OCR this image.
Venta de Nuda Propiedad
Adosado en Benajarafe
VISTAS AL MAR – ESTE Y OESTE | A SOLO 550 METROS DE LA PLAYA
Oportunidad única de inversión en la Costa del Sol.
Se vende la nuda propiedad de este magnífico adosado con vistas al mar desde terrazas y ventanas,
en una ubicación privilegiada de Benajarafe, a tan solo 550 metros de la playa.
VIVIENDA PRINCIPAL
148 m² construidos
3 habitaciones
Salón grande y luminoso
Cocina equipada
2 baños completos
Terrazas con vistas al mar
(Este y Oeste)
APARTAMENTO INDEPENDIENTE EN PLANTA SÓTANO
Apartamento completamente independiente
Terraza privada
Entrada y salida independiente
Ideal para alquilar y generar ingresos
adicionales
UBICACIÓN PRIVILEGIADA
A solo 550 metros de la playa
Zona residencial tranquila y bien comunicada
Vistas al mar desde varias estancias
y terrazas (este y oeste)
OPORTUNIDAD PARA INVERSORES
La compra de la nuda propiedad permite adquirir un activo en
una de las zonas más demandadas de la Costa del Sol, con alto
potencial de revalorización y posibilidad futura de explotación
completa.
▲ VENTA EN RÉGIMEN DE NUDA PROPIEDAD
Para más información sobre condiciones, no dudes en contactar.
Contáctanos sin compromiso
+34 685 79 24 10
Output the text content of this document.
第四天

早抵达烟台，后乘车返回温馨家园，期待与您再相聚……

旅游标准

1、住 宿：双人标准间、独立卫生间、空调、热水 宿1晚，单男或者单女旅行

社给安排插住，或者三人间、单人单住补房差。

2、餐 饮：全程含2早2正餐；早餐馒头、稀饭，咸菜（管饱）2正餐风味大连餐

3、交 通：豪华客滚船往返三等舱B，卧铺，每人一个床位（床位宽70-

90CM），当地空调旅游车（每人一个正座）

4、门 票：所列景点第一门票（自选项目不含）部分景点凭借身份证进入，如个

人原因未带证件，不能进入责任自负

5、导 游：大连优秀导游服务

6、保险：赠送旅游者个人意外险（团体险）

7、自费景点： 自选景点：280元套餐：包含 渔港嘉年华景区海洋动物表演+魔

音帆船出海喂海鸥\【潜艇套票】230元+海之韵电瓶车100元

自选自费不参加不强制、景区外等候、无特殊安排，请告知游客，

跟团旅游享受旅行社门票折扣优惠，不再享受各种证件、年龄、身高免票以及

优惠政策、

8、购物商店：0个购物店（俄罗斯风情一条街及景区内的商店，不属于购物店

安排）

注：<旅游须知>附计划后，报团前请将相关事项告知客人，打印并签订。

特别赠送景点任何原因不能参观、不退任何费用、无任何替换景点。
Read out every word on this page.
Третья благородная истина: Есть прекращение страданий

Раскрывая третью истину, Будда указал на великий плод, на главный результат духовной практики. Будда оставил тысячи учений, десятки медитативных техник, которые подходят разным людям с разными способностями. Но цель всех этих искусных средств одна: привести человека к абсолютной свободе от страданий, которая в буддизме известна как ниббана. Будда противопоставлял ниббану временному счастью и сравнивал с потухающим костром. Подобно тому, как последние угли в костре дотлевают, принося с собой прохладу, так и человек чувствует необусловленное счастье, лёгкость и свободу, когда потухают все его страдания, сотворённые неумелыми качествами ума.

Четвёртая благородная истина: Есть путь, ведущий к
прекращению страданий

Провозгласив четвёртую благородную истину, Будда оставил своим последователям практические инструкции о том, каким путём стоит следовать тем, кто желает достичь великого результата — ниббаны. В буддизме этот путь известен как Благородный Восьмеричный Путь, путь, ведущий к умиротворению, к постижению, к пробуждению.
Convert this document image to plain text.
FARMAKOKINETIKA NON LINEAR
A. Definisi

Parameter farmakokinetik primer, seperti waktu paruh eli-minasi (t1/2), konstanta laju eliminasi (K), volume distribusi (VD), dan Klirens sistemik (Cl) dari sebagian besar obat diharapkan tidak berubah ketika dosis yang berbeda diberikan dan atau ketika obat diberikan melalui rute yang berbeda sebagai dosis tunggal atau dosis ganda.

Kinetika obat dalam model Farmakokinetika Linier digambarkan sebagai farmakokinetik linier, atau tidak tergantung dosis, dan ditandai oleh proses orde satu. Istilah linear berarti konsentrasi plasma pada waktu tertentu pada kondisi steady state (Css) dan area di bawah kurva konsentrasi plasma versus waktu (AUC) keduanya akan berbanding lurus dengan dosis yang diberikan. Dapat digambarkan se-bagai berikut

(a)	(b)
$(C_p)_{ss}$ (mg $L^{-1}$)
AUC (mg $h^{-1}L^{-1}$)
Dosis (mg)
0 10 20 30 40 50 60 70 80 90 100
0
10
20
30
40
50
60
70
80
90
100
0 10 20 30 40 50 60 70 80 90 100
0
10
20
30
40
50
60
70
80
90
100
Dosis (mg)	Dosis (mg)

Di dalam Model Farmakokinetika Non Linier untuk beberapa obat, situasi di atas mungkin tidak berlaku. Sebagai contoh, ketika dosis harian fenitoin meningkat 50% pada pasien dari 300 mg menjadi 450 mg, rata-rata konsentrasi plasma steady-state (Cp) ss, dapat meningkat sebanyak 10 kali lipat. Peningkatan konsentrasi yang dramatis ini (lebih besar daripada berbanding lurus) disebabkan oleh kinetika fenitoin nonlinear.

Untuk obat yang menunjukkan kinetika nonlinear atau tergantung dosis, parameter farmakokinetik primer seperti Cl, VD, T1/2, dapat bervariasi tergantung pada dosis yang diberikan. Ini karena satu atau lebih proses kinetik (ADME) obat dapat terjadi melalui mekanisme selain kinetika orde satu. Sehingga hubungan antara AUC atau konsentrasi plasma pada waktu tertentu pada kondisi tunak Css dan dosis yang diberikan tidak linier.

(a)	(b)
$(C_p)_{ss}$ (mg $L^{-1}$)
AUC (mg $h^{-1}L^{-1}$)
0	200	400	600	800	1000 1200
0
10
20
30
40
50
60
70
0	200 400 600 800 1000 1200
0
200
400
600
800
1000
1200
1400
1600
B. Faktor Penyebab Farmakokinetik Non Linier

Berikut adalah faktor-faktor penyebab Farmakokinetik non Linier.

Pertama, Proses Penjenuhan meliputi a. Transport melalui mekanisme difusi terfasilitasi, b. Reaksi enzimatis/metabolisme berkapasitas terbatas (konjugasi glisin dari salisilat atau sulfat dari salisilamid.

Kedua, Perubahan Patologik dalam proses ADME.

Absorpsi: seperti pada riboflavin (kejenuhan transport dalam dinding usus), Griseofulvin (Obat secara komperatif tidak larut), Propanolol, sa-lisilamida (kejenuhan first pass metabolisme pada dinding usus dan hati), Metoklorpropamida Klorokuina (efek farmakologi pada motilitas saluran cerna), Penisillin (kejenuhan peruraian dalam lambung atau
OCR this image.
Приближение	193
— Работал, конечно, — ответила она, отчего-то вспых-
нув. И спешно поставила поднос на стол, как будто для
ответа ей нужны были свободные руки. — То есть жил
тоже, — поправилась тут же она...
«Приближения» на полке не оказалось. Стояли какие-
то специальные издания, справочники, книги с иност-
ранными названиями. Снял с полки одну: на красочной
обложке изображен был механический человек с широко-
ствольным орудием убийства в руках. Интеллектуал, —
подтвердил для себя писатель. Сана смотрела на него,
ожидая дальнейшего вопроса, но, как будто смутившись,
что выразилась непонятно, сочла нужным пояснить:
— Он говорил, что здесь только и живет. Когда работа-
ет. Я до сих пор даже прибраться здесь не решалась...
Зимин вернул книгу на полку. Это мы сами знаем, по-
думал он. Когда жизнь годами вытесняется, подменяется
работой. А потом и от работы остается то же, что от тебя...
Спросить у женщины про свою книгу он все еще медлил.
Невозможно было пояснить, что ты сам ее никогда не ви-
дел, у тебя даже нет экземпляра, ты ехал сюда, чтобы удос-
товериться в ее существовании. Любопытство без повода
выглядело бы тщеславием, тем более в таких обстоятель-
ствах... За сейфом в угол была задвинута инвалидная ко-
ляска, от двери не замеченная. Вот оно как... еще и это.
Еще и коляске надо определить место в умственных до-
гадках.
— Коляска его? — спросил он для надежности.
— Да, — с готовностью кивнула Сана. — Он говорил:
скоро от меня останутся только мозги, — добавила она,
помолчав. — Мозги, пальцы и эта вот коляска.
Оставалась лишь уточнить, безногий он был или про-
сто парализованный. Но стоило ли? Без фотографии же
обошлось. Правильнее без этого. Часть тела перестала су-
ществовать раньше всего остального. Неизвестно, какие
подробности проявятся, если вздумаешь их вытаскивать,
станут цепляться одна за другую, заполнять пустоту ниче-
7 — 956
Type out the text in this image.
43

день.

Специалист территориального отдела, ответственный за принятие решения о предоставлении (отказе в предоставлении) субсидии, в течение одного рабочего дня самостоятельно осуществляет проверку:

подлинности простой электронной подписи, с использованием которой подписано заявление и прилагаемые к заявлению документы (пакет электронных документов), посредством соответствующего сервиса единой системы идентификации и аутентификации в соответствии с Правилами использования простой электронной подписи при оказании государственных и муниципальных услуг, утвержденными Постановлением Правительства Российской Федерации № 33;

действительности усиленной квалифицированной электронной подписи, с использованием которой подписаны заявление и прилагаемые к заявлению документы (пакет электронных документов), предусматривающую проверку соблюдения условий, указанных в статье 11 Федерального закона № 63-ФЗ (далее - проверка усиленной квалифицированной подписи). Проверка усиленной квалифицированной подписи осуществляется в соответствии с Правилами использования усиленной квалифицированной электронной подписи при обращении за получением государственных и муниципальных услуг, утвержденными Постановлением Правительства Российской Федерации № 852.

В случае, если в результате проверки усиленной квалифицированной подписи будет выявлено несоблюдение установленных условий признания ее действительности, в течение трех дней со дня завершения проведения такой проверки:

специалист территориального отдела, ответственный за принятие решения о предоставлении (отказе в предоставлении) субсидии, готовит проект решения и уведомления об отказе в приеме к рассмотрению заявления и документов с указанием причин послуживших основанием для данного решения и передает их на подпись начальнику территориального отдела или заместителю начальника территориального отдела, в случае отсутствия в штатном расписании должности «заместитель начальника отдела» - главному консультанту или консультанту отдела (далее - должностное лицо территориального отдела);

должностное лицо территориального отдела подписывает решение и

_ _ _

What needs to be done | From the listing above, collect every line that mentions the word "благородная".

In response |
Третья благородная истина: Есть прекращение страданий
Четвёртая благородная истина: Есть путь, ведущий к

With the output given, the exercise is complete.